Write out the full listing again, exactly as it stands.

───

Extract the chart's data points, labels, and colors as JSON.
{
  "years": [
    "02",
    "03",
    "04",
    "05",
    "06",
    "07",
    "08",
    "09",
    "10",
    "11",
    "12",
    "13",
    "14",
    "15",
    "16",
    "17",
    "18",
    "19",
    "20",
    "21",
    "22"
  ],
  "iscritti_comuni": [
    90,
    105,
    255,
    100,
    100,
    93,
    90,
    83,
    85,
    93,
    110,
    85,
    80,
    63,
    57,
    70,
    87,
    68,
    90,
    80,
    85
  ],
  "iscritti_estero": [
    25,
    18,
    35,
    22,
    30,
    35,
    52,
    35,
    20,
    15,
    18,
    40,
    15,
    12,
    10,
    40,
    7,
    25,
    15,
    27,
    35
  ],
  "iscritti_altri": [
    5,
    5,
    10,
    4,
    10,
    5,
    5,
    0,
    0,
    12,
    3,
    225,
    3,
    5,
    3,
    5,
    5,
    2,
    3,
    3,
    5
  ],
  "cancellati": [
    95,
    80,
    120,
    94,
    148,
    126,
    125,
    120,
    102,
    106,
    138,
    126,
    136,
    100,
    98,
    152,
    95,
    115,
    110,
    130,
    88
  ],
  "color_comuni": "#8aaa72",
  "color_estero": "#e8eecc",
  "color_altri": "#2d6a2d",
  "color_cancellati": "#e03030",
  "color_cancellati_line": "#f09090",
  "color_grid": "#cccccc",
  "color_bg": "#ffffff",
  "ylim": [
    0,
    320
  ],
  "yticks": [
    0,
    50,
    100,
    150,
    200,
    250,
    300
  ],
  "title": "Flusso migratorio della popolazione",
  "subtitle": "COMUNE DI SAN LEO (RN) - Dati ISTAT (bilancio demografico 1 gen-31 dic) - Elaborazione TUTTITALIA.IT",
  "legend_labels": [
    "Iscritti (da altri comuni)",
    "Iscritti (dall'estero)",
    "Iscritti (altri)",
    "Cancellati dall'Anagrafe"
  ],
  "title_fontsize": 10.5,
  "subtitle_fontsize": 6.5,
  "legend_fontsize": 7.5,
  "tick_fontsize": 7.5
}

───

**Task result:**
Extract the chart's data points, labels, and colors as JSON.
{
  "years": [
    "02",
    "03",
    "04",
    "05",
    "06",
    "07",
    "08",
    "09",
    "10",
    "11",
    "12",
    "13",
    "14",
    "15",
    "16",
    "17",
    "18",
    "19",
    "20",
    "21",
    "22"
  ],
  "iscritti_comuni": [
    90,
    105,
    255,
    100,
    100,
    93,
    90,
    83,
    85,
    93,
    110,
    85,
    80,
    63,
    57,
    70,
    87,
    68,
    90,
    80,
    85
  ],
  "iscritti_estero": [
    25,
    18,
    35,
    22,
    30,
    35,
    52,
    35,
    20,
    15,
    18,
    40,
    15,
    12,
    10,
    40,
    7,
    25,
    15,
    27,
    35
  ],
  "iscritti_altri": [
    5,
    5,
    10,
    4,
    10,
    5,
    5,
    0,
    0,
    12,
    3,
    225,
    3,
    5,
    3,
    5,
    5,
    2,
    3,
    3,
    5
  ],
  "cancellati": [
    95,
    80,
    120,
    94,
    148,
    126,
    125,
    120,
    102,
    106,
    138,
    126,
    136,
    100,
    98,
    152,
    95,
    115,
    110,
    130,
    88
  ],
  "color_comuni": "#8aaa72",
  "color_estero": "#e8eecc",
  "color_altri": "#2d6a2d",
  "color_cancellati": "#e03030",
  "color_cancellati_line": "#f09090",
  "color_grid": "#cccccc",
  "color_bg": "#ffffff",
  "ylim": [
    0,
    320
  ],
  "yticks": [
    0,
    50,
    100,
    150,
    200,
    250,
    300
  ],
  "title": "Flusso migratorio della popolazione",
  "subtitle": "COMUNE DI SAN LEO (RN) - Dati ISTAT (bilancio demografico 1 gen-31 dic) - Elaborazione TUTTITALIA.IT",
  "legend_labels": [
    "Iscritti (da altri comuni)",
    "Iscritti (dall'estero)",
    "Iscritti (altri)",
    "Cancellati dall'Anagrafe"
  ],
  "title_fontsize": 10.5,
  "subtitle_fontsize": 6.5,
  "legend_fontsize": 7.5,
  "tick_fontsize": 7.5
}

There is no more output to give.